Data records
---------------

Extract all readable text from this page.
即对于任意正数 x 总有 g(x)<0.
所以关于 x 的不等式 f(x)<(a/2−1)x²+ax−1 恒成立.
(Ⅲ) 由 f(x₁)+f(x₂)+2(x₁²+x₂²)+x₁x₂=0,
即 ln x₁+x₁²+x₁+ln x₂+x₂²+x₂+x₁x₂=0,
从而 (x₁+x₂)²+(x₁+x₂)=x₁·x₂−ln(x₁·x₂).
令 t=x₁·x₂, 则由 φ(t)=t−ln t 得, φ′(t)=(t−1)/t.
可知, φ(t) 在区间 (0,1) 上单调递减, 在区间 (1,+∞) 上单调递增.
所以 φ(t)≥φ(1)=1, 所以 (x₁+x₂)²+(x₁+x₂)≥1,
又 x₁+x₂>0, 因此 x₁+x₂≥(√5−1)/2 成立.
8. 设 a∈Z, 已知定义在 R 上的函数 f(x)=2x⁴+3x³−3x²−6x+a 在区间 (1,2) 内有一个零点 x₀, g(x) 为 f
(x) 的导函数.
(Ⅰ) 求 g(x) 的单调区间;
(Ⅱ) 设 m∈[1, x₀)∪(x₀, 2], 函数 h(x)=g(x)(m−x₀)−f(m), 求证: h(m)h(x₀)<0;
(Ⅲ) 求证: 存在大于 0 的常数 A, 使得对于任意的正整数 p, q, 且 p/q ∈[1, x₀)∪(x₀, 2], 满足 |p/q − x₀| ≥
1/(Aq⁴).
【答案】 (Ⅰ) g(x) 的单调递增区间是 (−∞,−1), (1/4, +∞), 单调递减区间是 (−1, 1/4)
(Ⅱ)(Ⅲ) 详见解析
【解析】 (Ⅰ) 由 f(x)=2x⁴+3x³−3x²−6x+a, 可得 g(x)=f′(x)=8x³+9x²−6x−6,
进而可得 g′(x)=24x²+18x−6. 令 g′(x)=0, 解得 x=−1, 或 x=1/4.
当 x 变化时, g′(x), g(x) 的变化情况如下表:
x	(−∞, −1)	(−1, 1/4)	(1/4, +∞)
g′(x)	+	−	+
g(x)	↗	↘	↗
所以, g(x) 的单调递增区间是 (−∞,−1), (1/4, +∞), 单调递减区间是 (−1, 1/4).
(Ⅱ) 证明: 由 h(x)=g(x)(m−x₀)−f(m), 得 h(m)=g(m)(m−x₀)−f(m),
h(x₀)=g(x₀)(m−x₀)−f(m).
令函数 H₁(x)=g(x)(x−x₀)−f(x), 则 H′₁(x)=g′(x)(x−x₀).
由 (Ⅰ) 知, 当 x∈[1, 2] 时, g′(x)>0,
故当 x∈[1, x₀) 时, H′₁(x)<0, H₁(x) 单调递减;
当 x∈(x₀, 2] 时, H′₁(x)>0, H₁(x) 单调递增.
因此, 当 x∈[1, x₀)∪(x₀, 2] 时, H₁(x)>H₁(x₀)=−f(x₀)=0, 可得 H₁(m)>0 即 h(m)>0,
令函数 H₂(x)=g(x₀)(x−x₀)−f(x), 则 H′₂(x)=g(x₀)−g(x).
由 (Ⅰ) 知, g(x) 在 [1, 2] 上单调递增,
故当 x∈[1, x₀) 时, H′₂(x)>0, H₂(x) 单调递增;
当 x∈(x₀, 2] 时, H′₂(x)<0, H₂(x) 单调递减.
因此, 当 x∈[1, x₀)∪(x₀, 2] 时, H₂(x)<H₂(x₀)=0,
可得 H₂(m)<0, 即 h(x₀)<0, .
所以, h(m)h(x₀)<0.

---------------

● INSTRUCTIONS TO FOLLOW
Copy all data exactly, start to finish.

● EXERCISE ANSWER
Extract all readable text from this page.
即对于任意正数 x 总有 g(x)<0.
所以关于 x 的不等式 f(x)<(a/2−1)x²+ax−1 恒成立.
(Ⅲ) 由 f(x₁)+f(x₂)+2(x₁²+x₂²)+x₁x₂=0,
即 ln x₁+x₁²+x₁+ln x₂+x₂²+x₂+x₁x₂=0,
从而 (x₁+x₂)²+(x₁+x₂)=x₁·x₂−ln(x₁·x₂).
令 t=x₁·x₂, 则由 φ(t)=t−ln t 得, φ′(t)=(t−1)/t.
可知, φ(t) 在区间 (0,1) 上单调递减, 在区间 (1,+∞) 上单调递增.
所以 φ(t)≥φ(1)=1, 所以 (x₁+x₂)²+(x₁+x₂)≥1,
又 x₁+x₂>0, 因此 x₁+x₂≥(√5−1)/2 成立.
8. 设 a∈Z, 已知定义在 R 上的函数 f(x)=2x⁴+3x³−3x²−6x+a 在区间 (1,2) 内有一个零点 x₀, g(x) 为 f
(x) 的导函数.
(Ⅰ) 求 g(x) 的单调区间;
(Ⅱ) 设 m∈[1, x₀)∪(x₀, 2], 函数 h(x)=g(x)(m−x₀)−f(m), 求证: h(m)h(x₀)<0;
(Ⅲ) 求证: 存在大于 0 的常数 A, 使得对于任意的正整数 p, q, 且 p/q ∈[1, x₀)∪(x₀, 2], 满足 |p/q − x₀| ≥
1/(Aq⁴).
【答案】 (Ⅰ) g(x) 的单调递增区间是 (−∞,−1), (1/4, +∞), 单调递减区间是 (−1, 1/4)
(Ⅱ)(Ⅲ) 详见解析
【解析】 (Ⅰ) 由 f(x)=2x⁴+3x³−3x²−6x+a, 可得 g(x)=f′(x)=8x³+9x²−6x−6,
进而可得 g′(x)=24x²+18x−6. 令 g′(x)=0, 解得 x=−1, 或 x=1/4.
当 x 变化时, g′(x), g(x) 的变化情况如下表:
x	(−∞, −1)	(−1, 1/4)	(1/4, +∞)
g′(x)	+	−	+
g(x)	↗	↘	↗
所以, g(x) 的单调递增区间是 (−∞,−1), (1/4, +∞), 单调递减区间是 (−1, 1/4).
(Ⅱ) 证明: 由 h(x)=g(x)(m−x₀)−f(m), 得 h(m)=g(m)(m−x₀)−f(m),
h(x₀)=g(x₀)(m−x₀)−f(m).
令函数 H₁(x)=g(x)(x−x₀)−f(x), 则 H′₁(x)=g′(x)(x−x₀).
由 (Ⅰ) 知, 当 x∈[1, 2] 时, g′(x)>0,
故当 x∈[1, x₀) 时, H′₁(x)<0, H₁(x) 单调递减;
当 x∈(x₀, 2] 时, H′₁(x)>0, H₁(x) 单调递增.
因此, 当 x∈[1, x₀)∪(x₀, 2] 时, H₁(x)>H₁(x₀)=−f(x₀)=0, 可得 H₁(m)>0 即 h(m)>0,
令函数 H₂(x)=g(x₀)(x−x₀)−f(x), 则 H′₂(x)=g(x₀)−g(x).
由 (Ⅰ) 知, g(x) 在 [1, 2] 上单调递增,
故当 x∈[1, x₀) 时, H′₂(x)>0, H₂(x) 单调递增;
当 x∈(x₀, 2] 时, H′₂(x)<0, H₂(x) 单调递减.
因此, 当 x∈[1, x₀)∪(x₀, 2] 时, H₂(x)<H₂(x₀)=0,
可得 H₂(m)<0, 即 h(x₀)<0, .
所以, h(m)h(x₀)<0.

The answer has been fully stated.